EXERCISE AIM: In the listing below, identify each line with the word "JSON" and return those lines.

Figure record listings:
--- START ---

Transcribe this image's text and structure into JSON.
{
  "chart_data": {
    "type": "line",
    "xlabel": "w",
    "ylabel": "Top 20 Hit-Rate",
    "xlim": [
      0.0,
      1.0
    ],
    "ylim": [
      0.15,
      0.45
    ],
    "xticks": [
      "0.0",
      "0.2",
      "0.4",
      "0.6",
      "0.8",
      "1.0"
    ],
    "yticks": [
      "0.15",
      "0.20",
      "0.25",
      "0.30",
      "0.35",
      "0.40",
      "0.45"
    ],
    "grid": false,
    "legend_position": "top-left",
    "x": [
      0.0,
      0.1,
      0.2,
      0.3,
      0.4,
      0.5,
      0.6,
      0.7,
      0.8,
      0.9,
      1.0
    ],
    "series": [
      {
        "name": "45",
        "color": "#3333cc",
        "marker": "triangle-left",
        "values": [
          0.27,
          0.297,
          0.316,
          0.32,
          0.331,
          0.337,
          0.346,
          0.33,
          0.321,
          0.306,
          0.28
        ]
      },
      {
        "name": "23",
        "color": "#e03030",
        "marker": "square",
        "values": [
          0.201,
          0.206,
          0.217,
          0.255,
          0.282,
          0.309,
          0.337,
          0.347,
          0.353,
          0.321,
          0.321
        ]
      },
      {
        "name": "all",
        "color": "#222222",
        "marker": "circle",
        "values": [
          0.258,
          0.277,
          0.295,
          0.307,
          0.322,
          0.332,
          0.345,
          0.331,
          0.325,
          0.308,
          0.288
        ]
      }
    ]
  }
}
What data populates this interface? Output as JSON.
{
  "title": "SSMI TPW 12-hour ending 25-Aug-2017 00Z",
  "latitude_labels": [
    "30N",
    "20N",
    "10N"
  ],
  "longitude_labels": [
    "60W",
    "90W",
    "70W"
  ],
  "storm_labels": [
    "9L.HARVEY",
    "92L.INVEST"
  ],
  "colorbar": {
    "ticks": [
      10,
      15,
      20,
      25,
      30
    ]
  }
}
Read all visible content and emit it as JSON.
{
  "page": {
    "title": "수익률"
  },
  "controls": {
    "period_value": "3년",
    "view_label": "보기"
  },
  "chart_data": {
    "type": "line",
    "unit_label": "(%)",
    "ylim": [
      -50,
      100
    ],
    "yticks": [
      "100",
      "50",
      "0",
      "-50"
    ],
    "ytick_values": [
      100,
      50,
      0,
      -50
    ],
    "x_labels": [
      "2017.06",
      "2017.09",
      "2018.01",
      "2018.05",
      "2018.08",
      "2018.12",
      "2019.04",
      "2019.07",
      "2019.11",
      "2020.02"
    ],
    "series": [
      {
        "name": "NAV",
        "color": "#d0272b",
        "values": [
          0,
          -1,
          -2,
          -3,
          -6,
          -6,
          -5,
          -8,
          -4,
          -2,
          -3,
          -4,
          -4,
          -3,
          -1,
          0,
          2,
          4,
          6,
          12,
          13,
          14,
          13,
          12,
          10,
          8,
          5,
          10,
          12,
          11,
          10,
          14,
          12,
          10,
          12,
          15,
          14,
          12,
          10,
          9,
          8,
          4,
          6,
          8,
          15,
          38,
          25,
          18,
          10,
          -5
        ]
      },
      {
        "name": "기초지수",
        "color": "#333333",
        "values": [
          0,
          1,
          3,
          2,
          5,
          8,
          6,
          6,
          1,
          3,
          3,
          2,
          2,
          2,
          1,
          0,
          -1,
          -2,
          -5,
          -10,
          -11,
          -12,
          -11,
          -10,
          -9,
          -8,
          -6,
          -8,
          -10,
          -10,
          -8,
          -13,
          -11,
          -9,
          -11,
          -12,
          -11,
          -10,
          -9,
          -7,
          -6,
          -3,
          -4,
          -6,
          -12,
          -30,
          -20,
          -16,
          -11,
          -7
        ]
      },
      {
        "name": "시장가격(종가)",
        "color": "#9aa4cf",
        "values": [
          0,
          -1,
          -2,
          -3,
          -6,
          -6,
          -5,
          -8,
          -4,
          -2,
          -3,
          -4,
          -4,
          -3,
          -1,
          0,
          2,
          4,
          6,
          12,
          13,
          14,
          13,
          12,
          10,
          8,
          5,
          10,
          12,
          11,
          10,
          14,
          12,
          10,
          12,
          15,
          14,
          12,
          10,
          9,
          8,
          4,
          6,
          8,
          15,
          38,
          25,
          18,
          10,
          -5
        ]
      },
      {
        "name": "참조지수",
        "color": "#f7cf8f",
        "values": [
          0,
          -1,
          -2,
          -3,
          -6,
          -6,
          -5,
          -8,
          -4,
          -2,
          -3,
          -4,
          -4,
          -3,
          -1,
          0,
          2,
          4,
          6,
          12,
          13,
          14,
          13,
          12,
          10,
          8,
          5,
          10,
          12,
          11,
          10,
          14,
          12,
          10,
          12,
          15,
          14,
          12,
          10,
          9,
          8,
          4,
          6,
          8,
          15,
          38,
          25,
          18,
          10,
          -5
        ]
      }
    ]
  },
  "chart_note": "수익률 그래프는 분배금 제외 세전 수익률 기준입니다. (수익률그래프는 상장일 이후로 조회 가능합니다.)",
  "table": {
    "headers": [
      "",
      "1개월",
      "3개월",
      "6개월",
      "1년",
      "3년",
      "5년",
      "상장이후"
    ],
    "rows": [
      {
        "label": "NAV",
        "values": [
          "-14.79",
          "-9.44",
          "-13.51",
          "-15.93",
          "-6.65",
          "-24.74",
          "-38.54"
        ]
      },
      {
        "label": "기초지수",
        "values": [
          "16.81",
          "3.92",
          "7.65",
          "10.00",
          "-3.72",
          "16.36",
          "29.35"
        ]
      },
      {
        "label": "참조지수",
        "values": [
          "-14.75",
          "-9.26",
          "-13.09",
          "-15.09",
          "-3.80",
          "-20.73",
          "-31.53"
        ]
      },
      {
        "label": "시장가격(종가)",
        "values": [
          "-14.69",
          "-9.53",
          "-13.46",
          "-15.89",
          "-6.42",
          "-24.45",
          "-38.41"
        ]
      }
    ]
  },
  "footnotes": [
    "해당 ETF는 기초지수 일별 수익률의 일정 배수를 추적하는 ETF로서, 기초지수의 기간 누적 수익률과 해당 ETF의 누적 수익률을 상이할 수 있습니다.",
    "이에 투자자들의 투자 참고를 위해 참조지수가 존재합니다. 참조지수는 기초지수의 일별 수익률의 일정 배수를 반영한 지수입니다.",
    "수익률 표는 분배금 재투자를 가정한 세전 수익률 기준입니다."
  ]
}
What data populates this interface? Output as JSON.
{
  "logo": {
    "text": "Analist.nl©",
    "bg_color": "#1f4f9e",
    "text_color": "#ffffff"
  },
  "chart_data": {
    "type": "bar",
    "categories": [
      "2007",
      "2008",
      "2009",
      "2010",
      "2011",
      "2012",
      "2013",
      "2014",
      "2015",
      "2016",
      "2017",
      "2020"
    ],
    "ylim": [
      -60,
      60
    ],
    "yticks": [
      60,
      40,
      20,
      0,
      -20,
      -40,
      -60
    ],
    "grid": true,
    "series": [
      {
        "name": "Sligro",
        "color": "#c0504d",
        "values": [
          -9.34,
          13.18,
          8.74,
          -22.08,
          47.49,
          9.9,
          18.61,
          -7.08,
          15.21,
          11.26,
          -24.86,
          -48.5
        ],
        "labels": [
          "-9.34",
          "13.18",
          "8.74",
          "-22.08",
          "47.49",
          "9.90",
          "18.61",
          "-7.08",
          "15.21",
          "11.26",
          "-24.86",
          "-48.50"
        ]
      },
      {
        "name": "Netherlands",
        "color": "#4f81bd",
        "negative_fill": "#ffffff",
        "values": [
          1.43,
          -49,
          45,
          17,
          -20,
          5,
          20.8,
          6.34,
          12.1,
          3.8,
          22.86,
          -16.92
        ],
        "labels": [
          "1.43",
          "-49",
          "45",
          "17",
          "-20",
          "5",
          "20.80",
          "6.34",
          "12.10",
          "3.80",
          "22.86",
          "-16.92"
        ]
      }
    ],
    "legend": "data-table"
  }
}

--- END ---

SOLUTION BELOW:
Transcribe this image's text and structure into JSON.
What data populates this interface? Output as JSON.
Read all visible content and emit it as JSON.
What data populates this interface? Output as JSON.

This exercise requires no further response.